▶ [THE RECORDS]

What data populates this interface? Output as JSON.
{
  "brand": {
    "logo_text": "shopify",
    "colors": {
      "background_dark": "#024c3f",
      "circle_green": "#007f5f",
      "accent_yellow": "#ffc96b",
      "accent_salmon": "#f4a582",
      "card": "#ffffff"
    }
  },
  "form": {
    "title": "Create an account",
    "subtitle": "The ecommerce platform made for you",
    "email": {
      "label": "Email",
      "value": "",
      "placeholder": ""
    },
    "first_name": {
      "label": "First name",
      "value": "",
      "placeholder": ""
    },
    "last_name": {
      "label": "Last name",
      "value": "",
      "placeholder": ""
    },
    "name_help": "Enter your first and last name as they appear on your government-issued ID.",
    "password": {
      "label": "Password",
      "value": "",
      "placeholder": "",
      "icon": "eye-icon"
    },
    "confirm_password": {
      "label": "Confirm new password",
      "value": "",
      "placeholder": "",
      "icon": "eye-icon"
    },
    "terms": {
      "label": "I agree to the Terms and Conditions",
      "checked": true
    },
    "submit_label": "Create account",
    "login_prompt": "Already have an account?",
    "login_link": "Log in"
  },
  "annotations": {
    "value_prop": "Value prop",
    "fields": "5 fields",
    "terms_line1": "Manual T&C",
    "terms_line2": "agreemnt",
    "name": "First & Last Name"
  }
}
--
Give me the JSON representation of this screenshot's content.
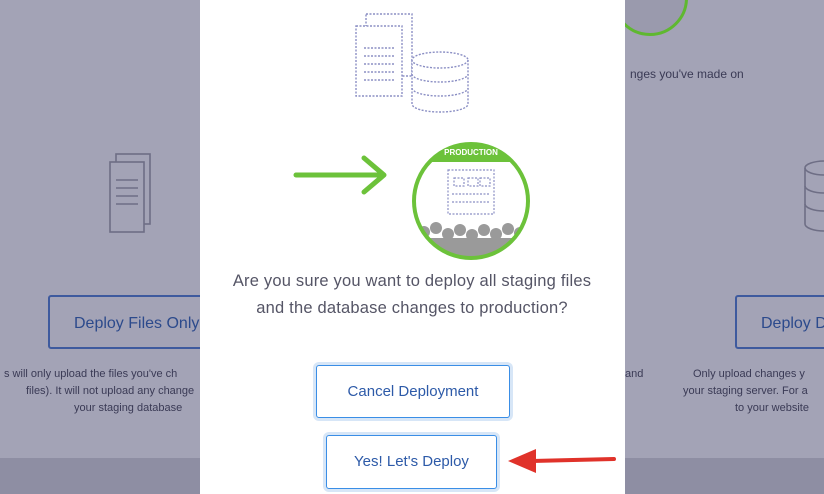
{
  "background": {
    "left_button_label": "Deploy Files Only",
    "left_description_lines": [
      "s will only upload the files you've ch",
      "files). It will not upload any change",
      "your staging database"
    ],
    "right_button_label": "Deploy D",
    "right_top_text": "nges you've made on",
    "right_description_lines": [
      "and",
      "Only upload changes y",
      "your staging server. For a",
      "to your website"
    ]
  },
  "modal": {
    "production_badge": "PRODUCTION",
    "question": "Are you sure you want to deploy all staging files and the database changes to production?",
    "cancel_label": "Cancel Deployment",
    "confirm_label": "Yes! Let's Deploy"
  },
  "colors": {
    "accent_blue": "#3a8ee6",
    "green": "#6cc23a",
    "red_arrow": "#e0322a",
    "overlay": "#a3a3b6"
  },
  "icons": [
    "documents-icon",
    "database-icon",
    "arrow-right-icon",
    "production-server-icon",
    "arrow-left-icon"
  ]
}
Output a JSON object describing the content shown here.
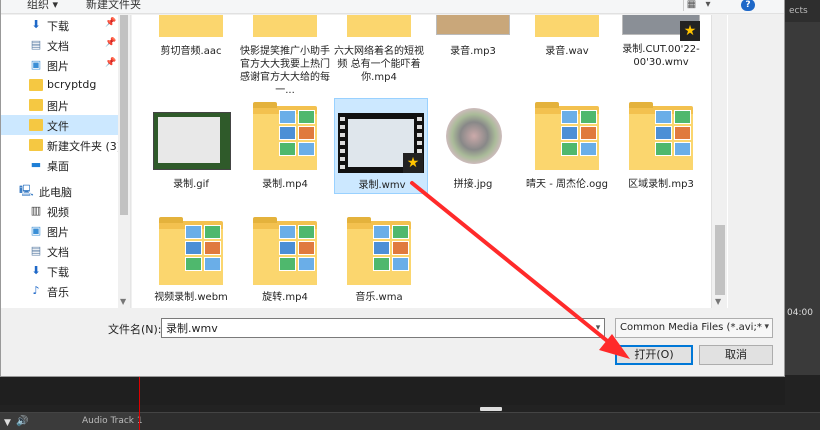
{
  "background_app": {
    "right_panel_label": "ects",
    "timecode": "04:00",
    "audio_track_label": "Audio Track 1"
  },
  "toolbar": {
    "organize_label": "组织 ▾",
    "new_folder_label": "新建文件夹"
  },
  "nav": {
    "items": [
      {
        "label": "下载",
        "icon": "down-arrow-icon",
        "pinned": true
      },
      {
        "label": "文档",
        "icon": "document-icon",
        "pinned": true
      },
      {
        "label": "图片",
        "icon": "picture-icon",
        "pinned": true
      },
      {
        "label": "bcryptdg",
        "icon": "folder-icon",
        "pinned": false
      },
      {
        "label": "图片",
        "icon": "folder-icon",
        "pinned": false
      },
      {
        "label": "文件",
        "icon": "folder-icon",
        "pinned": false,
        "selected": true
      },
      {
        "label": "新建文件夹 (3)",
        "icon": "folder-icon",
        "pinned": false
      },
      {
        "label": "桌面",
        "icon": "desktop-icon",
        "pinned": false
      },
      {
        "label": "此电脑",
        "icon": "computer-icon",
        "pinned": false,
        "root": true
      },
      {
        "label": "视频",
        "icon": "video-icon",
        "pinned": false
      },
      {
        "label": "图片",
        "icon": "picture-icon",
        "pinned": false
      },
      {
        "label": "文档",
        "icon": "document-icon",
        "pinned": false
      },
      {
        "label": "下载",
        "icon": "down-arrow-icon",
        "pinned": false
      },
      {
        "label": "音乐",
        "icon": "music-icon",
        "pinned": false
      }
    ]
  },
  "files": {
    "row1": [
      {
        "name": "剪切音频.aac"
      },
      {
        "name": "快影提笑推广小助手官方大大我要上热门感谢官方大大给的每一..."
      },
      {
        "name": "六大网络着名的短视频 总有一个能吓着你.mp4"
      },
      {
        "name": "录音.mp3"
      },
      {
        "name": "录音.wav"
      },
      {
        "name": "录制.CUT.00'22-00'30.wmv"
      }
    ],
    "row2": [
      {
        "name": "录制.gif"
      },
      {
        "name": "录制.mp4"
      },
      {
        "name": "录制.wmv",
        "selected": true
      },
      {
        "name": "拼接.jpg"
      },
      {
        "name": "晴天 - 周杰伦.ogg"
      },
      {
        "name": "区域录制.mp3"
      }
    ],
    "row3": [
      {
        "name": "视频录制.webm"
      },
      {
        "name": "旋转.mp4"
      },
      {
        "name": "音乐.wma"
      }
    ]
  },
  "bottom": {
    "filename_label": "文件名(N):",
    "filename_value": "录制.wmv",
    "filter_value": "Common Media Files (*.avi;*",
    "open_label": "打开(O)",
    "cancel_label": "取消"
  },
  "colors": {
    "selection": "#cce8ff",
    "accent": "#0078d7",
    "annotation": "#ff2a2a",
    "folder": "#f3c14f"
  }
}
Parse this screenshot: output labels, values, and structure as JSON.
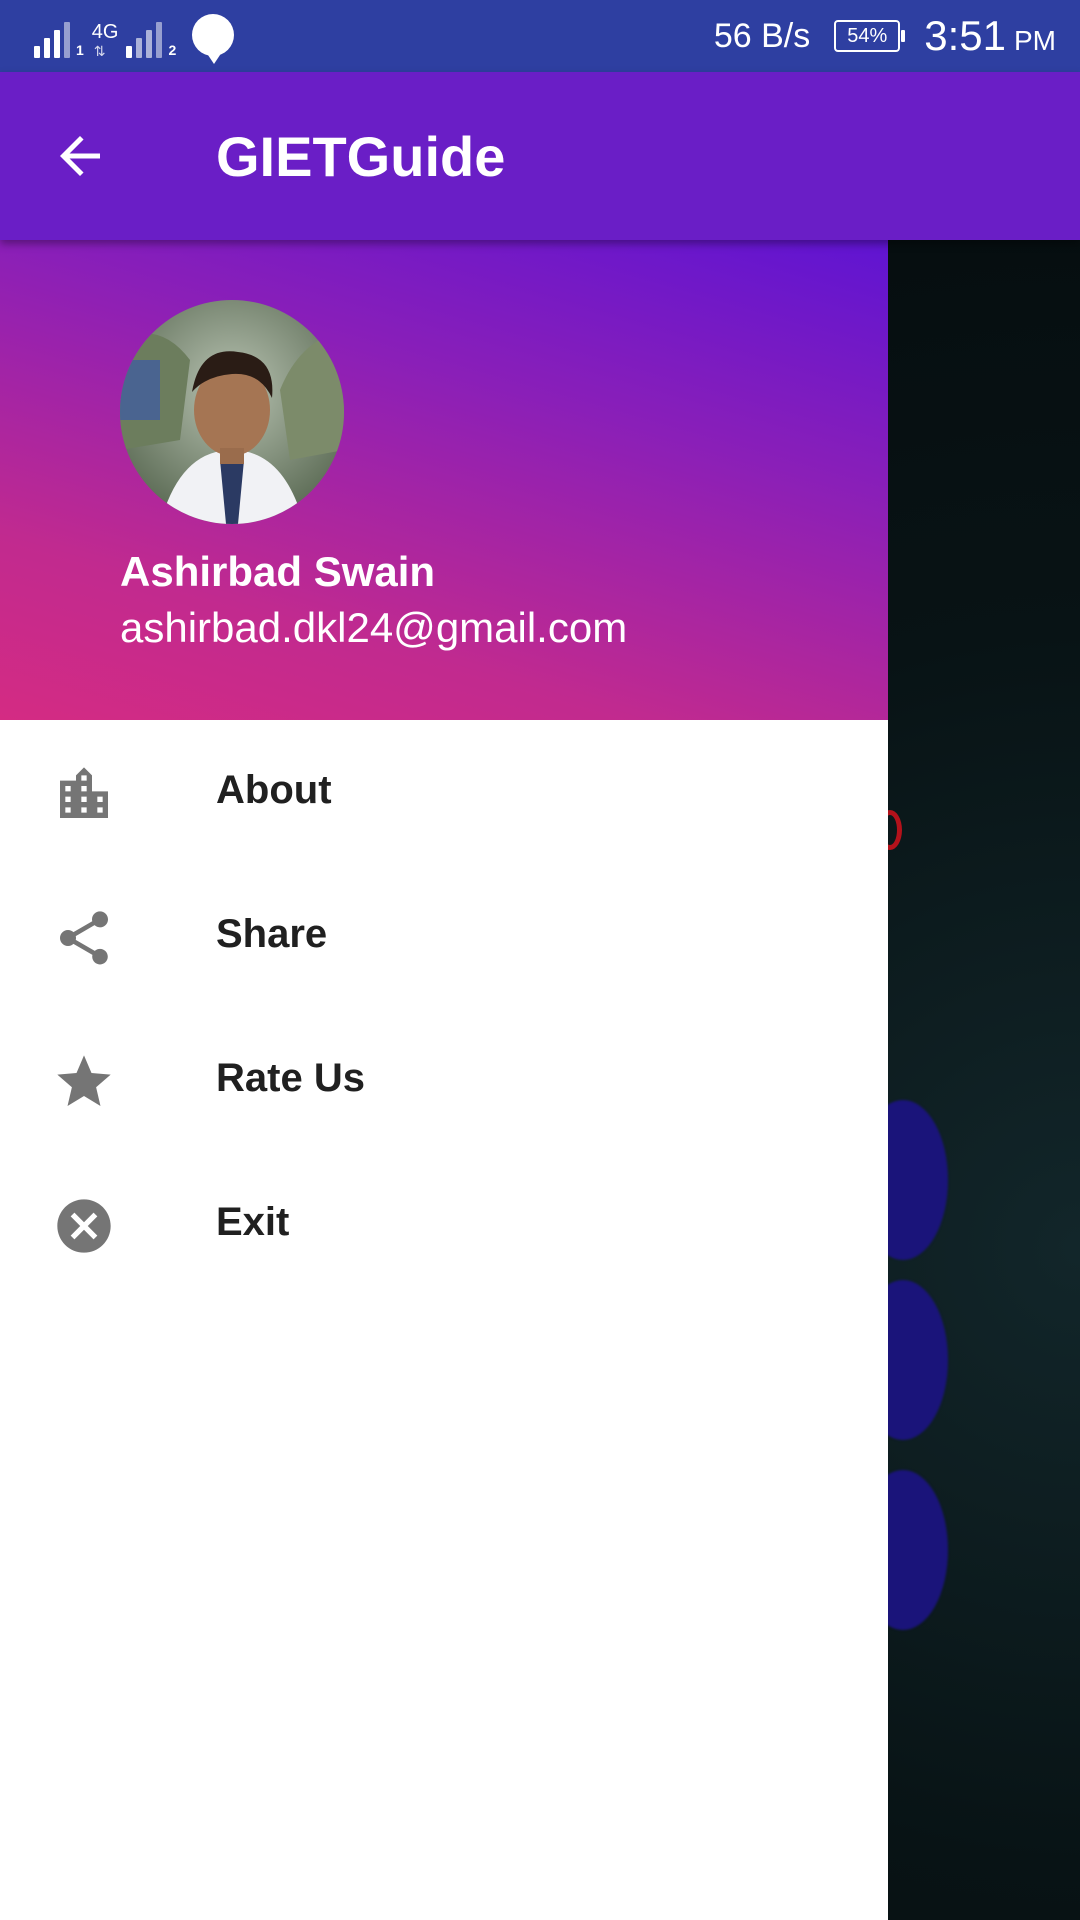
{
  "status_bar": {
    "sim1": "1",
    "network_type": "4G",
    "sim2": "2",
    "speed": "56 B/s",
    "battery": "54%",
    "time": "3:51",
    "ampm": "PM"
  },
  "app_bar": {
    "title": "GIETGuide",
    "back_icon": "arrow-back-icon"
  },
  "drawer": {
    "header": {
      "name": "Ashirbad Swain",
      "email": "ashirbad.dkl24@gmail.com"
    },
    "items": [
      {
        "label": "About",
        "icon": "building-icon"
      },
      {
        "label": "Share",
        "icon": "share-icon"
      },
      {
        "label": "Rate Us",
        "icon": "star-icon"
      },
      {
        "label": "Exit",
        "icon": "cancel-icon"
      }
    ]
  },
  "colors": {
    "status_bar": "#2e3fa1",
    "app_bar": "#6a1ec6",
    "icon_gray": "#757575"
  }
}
---
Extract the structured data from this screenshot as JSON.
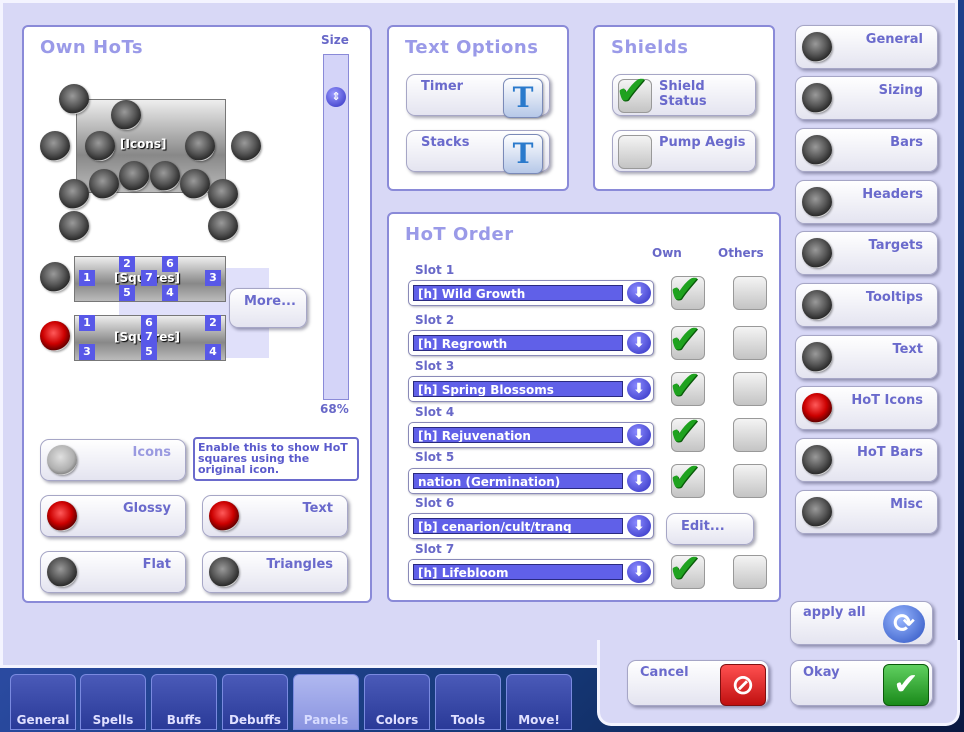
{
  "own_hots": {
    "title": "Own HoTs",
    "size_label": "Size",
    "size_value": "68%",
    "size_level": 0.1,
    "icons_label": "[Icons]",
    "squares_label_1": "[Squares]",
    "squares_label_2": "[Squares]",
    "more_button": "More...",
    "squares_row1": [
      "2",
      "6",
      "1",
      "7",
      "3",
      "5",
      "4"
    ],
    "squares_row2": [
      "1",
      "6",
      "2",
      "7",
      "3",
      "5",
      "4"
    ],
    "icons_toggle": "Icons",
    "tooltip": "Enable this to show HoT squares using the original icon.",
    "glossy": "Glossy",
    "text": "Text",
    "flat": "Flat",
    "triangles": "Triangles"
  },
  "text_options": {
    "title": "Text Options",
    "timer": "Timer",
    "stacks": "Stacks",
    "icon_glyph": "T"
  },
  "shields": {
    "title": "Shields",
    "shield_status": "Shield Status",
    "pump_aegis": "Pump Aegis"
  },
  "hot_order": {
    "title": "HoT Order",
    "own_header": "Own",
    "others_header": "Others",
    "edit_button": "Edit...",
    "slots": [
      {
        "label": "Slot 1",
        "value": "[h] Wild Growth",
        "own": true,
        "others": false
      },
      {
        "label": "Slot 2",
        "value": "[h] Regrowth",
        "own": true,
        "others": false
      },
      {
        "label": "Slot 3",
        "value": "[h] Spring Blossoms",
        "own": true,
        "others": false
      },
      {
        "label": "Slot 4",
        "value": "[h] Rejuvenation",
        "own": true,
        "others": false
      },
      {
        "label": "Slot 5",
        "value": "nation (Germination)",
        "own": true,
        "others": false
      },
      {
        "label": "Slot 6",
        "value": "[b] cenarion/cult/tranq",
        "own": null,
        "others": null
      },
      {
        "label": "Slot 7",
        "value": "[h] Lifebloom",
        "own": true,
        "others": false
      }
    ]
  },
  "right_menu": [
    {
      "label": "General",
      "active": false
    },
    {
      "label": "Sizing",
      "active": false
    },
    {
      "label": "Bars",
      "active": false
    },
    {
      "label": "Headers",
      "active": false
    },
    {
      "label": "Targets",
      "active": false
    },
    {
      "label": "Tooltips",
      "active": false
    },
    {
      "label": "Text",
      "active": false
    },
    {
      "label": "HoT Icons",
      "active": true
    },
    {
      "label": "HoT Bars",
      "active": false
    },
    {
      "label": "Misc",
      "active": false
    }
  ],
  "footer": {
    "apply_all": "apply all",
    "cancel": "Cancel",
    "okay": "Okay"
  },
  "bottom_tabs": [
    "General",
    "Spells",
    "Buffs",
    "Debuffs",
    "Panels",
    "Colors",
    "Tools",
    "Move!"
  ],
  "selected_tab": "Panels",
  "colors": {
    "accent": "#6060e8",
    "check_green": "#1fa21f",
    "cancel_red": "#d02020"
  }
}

▶ [DIRECTION] Which lines hold the word "Create"? Return all of them from the records above.

▶ [ANSWER TO THIS EXERCISE]
    "title": "Create an account",
    "submit_label": "Create account",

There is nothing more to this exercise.